## Aim of the task
Write out each record below exactly as it appears, with no pictures.

++++ Source data ++++

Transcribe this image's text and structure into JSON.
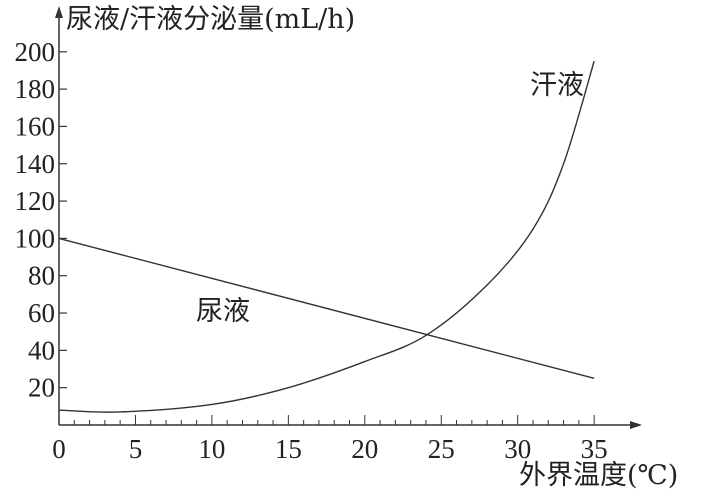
{
  "chart_data": {
    "type": "line",
    "title": "",
    "ylabel": "尿液/汗液分泌量(mL/h)",
    "xlabel": "外界温度(℃)",
    "x_ticks": [
      0,
      5,
      10,
      15,
      20,
      25,
      30,
      35
    ],
    "y_ticks": [
      20,
      40,
      60,
      80,
      100,
      120,
      140,
      160,
      180,
      200
    ],
    "xlim": [
      0,
      37
    ],
    "ylim": [
      0,
      205
    ],
    "grid": false,
    "series": [
      {
        "name": "尿液",
        "x": [
          0,
          5,
          10,
          15,
          20,
          24,
          30,
          35
        ],
        "values": [
          100,
          89,
          79,
          68,
          57,
          48,
          36,
          25
        ]
      },
      {
        "name": "汗液",
        "x": [
          0,
          4,
          10,
          15,
          20,
          24,
          28,
          31,
          33,
          35
        ],
        "values": [
          8,
          7,
          11,
          20,
          34,
          48,
          75,
          105,
          140,
          195
        ]
      }
    ],
    "annotations": [
      {
        "text": "尿液",
        "x": 11,
        "y": 60
      },
      {
        "text": "汗液",
        "x": 32.5,
        "y": 183
      }
    ]
  }
}
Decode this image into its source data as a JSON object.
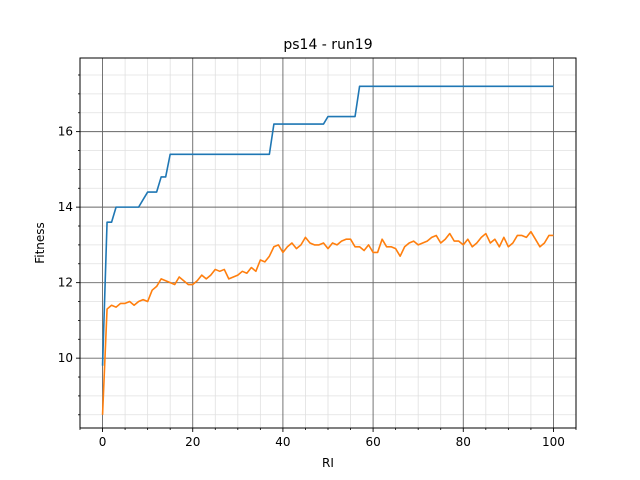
{
  "chart_data": {
    "type": "line",
    "title": "ps14 - run19",
    "xlabel": "RI",
    "ylabel": "Fitness",
    "xlim": [
      -5,
      105
    ],
    "ylim": [
      8.15,
      17.95
    ],
    "xticks": [
      0,
      20,
      40,
      60,
      80,
      100
    ],
    "yticks": [
      10,
      12,
      14,
      16
    ],
    "xtick_labels": [
      "0",
      "20",
      "40",
      "60",
      "80",
      "100"
    ],
    "ytick_labels": [
      "10",
      "12",
      "14",
      "16"
    ],
    "x_minor_step": 5,
    "y_minor_step": 0.5,
    "grid": true,
    "series": [
      {
        "color": "#1f77b4",
        "x": [
          0,
          1,
          2,
          3,
          4,
          5,
          6,
          7,
          8,
          9,
          10,
          11,
          12,
          13,
          14,
          15,
          16,
          17,
          18,
          19,
          20,
          21,
          22,
          23,
          24,
          25,
          26,
          27,
          28,
          29,
          30,
          31,
          32,
          33,
          34,
          35,
          36,
          37,
          38,
          39,
          40,
          41,
          42,
          43,
          44,
          45,
          46,
          47,
          48,
          49,
          50,
          51,
          52,
          53,
          54,
          55,
          56,
          57,
          58,
          59,
          60,
          61,
          62,
          63,
          64,
          65,
          66,
          67,
          68,
          69,
          70,
          71,
          72,
          73,
          74,
          75,
          76,
          77,
          78,
          79,
          80,
          81,
          82,
          83,
          84,
          85,
          86,
          87,
          88,
          89,
          90,
          91,
          92,
          93,
          94,
          95,
          96,
          97,
          98,
          99,
          100
        ],
        "values": [
          9.8,
          13.6,
          13.6,
          14.0,
          14.0,
          14.0,
          14.0,
          14.0,
          14.0,
          14.2,
          14.4,
          14.4,
          14.4,
          14.8,
          14.8,
          15.4,
          15.4,
          15.4,
          15.4,
          15.4,
          15.4,
          15.4,
          15.4,
          15.4,
          15.4,
          15.4,
          15.4,
          15.4,
          15.4,
          15.4,
          15.4,
          15.4,
          15.4,
          15.4,
          15.4,
          15.4,
          15.4,
          15.4,
          16.2,
          16.2,
          16.2,
          16.2,
          16.2,
          16.2,
          16.2,
          16.2,
          16.2,
          16.2,
          16.2,
          16.2,
          16.4,
          16.4,
          16.4,
          16.4,
          16.4,
          16.4,
          16.4,
          17.2,
          17.2,
          17.2,
          17.2,
          17.2,
          17.2,
          17.2,
          17.2,
          17.2,
          17.2,
          17.2,
          17.2,
          17.2,
          17.2,
          17.2,
          17.2,
          17.2,
          17.2,
          17.2,
          17.2,
          17.2,
          17.2,
          17.2,
          17.2,
          17.2,
          17.2,
          17.2,
          17.2,
          17.2,
          17.2,
          17.2,
          17.2,
          17.2,
          17.2,
          17.2,
          17.2,
          17.2,
          17.2,
          17.2,
          17.2,
          17.2,
          17.2,
          17.2,
          17.2
        ]
      },
      {
        "color": "#ff7f0e",
        "x": [
          0,
          1,
          2,
          3,
          4,
          5,
          6,
          7,
          8,
          9,
          10,
          11,
          12,
          13,
          14,
          15,
          16,
          17,
          18,
          19,
          20,
          21,
          22,
          23,
          24,
          25,
          26,
          27,
          28,
          29,
          30,
          31,
          32,
          33,
          34,
          35,
          36,
          37,
          38,
          39,
          40,
          41,
          42,
          43,
          44,
          45,
          46,
          47,
          48,
          49,
          50,
          51,
          52,
          53,
          54,
          55,
          56,
          57,
          58,
          59,
          60,
          61,
          62,
          63,
          64,
          65,
          66,
          67,
          68,
          69,
          70,
          71,
          72,
          73,
          74,
          75,
          76,
          77,
          78,
          79,
          80,
          81,
          82,
          83,
          84,
          85,
          86,
          87,
          88,
          89,
          90,
          91,
          92,
          93,
          94,
          95,
          96,
          97,
          98,
          99,
          100
        ],
        "values": [
          8.5,
          11.3,
          11.4,
          11.35,
          11.45,
          11.45,
          11.5,
          11.4,
          11.5,
          11.55,
          11.5,
          11.8,
          11.9,
          12.1,
          12.05,
          12.0,
          11.95,
          12.15,
          12.05,
          11.95,
          11.95,
          12.05,
          12.2,
          12.1,
          12.2,
          12.35,
          12.3,
          12.35,
          12.1,
          12.15,
          12.2,
          12.3,
          12.25,
          12.4,
          12.3,
          12.6,
          12.55,
          12.7,
          12.95,
          13.0,
          12.8,
          12.95,
          13.05,
          12.9,
          13.0,
          13.2,
          13.05,
          13.0,
          13.0,
          13.05,
          12.9,
          13.05,
          13.0,
          13.1,
          13.15,
          13.15,
          12.95,
          12.95,
          12.85,
          13.0,
          12.8,
          12.8,
          13.15,
          12.95,
          12.95,
          12.9,
          12.7,
          12.95,
          13.05,
          13.1,
          13.0,
          13.05,
          13.1,
          13.2,
          13.25,
          13.05,
          13.15,
          13.3,
          13.1,
          13.1,
          13.0,
          13.15,
          12.95,
          13.05,
          13.2,
          13.3,
          13.05,
          13.15,
          12.95,
          13.2,
          12.95,
          13.05,
          13.25,
          13.25,
          13.2,
          13.35,
          13.15,
          12.95,
          13.05,
          13.25,
          13.25
        ]
      }
    ]
  }
}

++++

## The output
Transcribe this image's text and structure into JSON.
{
  "chart_data": {
    "type": "line",
    "title": "",
    "ylabel": "尿液/汗液分泌量(mL/h)",
    "xlabel": "外界温度(℃)",
    "x_ticks": [
      0,
      5,
      10,
      15,
      20,
      25,
      30,
      35
    ],
    "y_ticks": [
      20,
      40,
      60,
      80,
      100,
      120,
      140,
      160,
      180,
      200
    ],
    "xlim": [
      0,
      37
    ],
    "ylim": [
      0,
      205
    ],
    "grid": false,
    "series": [
      {
        "name": "尿液",
        "x": [
          0,
          5,
          10,
          15,
          20,
          24,
          30,
          35
        ],
        "values": [
          100,
          89,
          79,
          68,
          57,
          48,
          36,
          25
        ]
      },
      {
        "name": "汗液",
        "x": [
          0,
          4,
          10,
          15,
          20,
          24,
          28,
          31,
          33,
          35
        ],
        "values": [
          8,
          7,
          11,
          20,
          34,
          48,
          75,
          105,
          140,
          195
        ]
      }
    ],
    "annotations": [
      {
        "text": "尿液",
        "x": 11,
        "y": 60
      },
      {
        "text": "汗液",
        "x": 32.5,
        "y": 183
      }
    ]
  }
}
Decode this image into its source data as a JSON object.
{
  "chart_data": {
    "type": "line",
    "title": "ps14 - run19",
    "xlabel": "RI",
    "ylabel": "Fitness",
    "xlim": [
      -5,
      105
    ],
    "ylim": [
      8.15,
      17.95
    ],
    "xticks": [
      0,
      20,
      40,
      60,
      80,
      100
    ],
    "yticks": [
      10,
      12,
      14,
      16
    ],
    "xtick_labels": [
      "0",
      "20",
      "40",
      "60",
      "80",
      "100"
    ],
    "ytick_labels": [
      "10",
      "12",
      "14",
      "16"
    ],
    "x_minor_step": 5,
    "y_minor_step": 0.5,
    "grid": true,
    "series": [
      {
        "color": "#1f77b4",
        "x": [
          0,
          1,
          2,
          3,
          4,
          5,
          6,
          7,
          8,
          9,
          10,
          11,
          12,
          13,
          14,
          15,
          16,
          17,
          18,
          19,
          20,
          21,
          22,
          23,
          24,
          25,
          26,
          27,
          28,
          29,
          30,
          31,
          32,
          33,
          34,
          35,
          36,
          37,
          38,
          39,
          40,
          41,
          42,
          43,
          44,
          45,
          46,
          47,
          48,
          49,
          50,
          51,
          52,
          53,
          54,
          55,
          56,
          57,
          58,
          59,
          60,
          61,
          62,
          63,
          64,
          65,
          66,
          67,
          68,
          69,
          70,
          71,
          72,
          73,
          74,
          75,
          76,
          77,
          78,
          79,
          80,
          81,
          82,
          83,
          84,
          85,
          86,
          87,
          88,
          89,
          90,
          91,
          92,
          93,
          94,
          95,
          96,
          97,
          98,
          99,
          100
        ],
        "values": [
          9.8,
          13.6,
          13.6,
          14.0,
          14.0,
          14.0,
          14.0,
          14.0,
          14.0,
          14.2,
          14.4,
          14.4,
          14.4,
          14.8,
          14.8,
          15.4,
          15.4,
          15.4,
          15.4,
          15.4,
          15.4,
          15.4,
          15.4,
          15.4,
          15.4,
          15.4,
          15.4,
          15.4,
          15.4,
          15.4,
          15.4,
          15.4,
          15.4,
          15.4,
          15.4,
          15.4,
          15.4,
          15.4,
          16.2,
          16.2,
          16.2,
          16.2,
          16.2,
          16.2,
          16.2,
          16.2,
          16.2,
          16.2,
          16.2,
          16.2,
          16.4,
          16.4,
          16.4,
          16.4,
          16.4,
          16.4,
          16.4,
          17.2,
          17.2,
          17.2,
          17.2,
          17.2,
          17.2,
          17.2,
          17.2,
          17.2,
          17.2,
          17.2,
          17.2,
          17.2,
          17.2,
          17.2,
          17.2,
          17.2,
          17.2,
          17.2,
          17.2,
          17.2,
          17.2,
          17.2,
          17.2,
          17.2,
          17.2,
          17.2,
          17.2,
          17.2,
          17.2,
          17.2,
          17.2,
          17.2,
          17.2,
          17.2,
          17.2,
          17.2,
          17.2,
          17.2,
          17.2,
          17.2,
          17.2,
          17.2,
          17.2
        ]
      },
      {
        "color": "#ff7f0e",
        "x": [
          0,
          1,
          2,
          3,
          4,
          5,
          6,
          7,
          8,
          9,
          10,
          11,
          12,
          13,
          14,
          15,
          16,
          17,
          18,
          19,
          20,
          21,
          22,
          23,
          24,
          25,
          26,
          27,
          28,
          29,
          30,
          31,
          32,
          33,
          34,
          35,
          36,
          37,
          38,
          39,
          40,
          41,
          42,
          43,
          44,
          45,
          46,
          47,
          48,
          49,
          50,
          51,
          52,
          53,
          54,
          55,
          56,
          57,
          58,
          59,
          60,
          61,
          62,
          63,
          64,
          65,
          66,
          67,
          68,
          69,
          70,
          71,
          72,
          73,
          74,
          75,
          76,
          77,
          78,
          79,
          80,
          81,
          82,
          83,
          84,
          85,
          86,
          87,
          88,
          89,
          90,
          91,
          92,
          93,
          94,
          95,
          96,
          97,
          98,
          99,
          100
        ],
        "values": [
          8.5,
          11.3,
          11.4,
          11.35,
          11.45,
          11.45,
          11.5,
          11.4,
          11.5,
          11.55,
          11.5,
          11.8,
          11.9,
          12.1,
          12.05,
          12.0,
          11.95,
          12.15,
          12.05,
          11.95,
          11.95,
          12.05,
          12.2,
          12.1,
          12.2,
          12.35,
          12.3,
          12.35,
          12.1,
          12.15,
          12.2,
          12.3,
          12.25,
          12.4,
          12.3,
          12.6,
          12.55,
          12.7,
          12.95,
          13.0,
          12.8,
          12.95,
          13.05,
          12.9,
          13.0,
          13.2,
          13.05,
          13.0,
          13.0,
          13.05,
          12.9,
          13.05,
          13.0,
          13.1,
          13.15,
          13.15,
          12.95,
          12.95,
          12.85,
          13.0,
          12.8,
          12.8,
          13.15,
          12.95,
          12.95,
          12.9,
          12.7,
          12.95,
          13.05,
          13.1,
          13.0,
          13.05,
          13.1,
          13.2,
          13.25,
          13.05,
          13.15,
          13.3,
          13.1,
          13.1,
          13.0,
          13.15,
          12.95,
          13.05,
          13.2,
          13.3,
          13.05,
          13.15,
          12.95,
          13.2,
          12.95,
          13.05,
          13.25,
          13.25,
          13.2,
          13.35,
          13.15,
          12.95,
          13.05,
          13.25,
          13.25
        ]
      }
    ]
  }
}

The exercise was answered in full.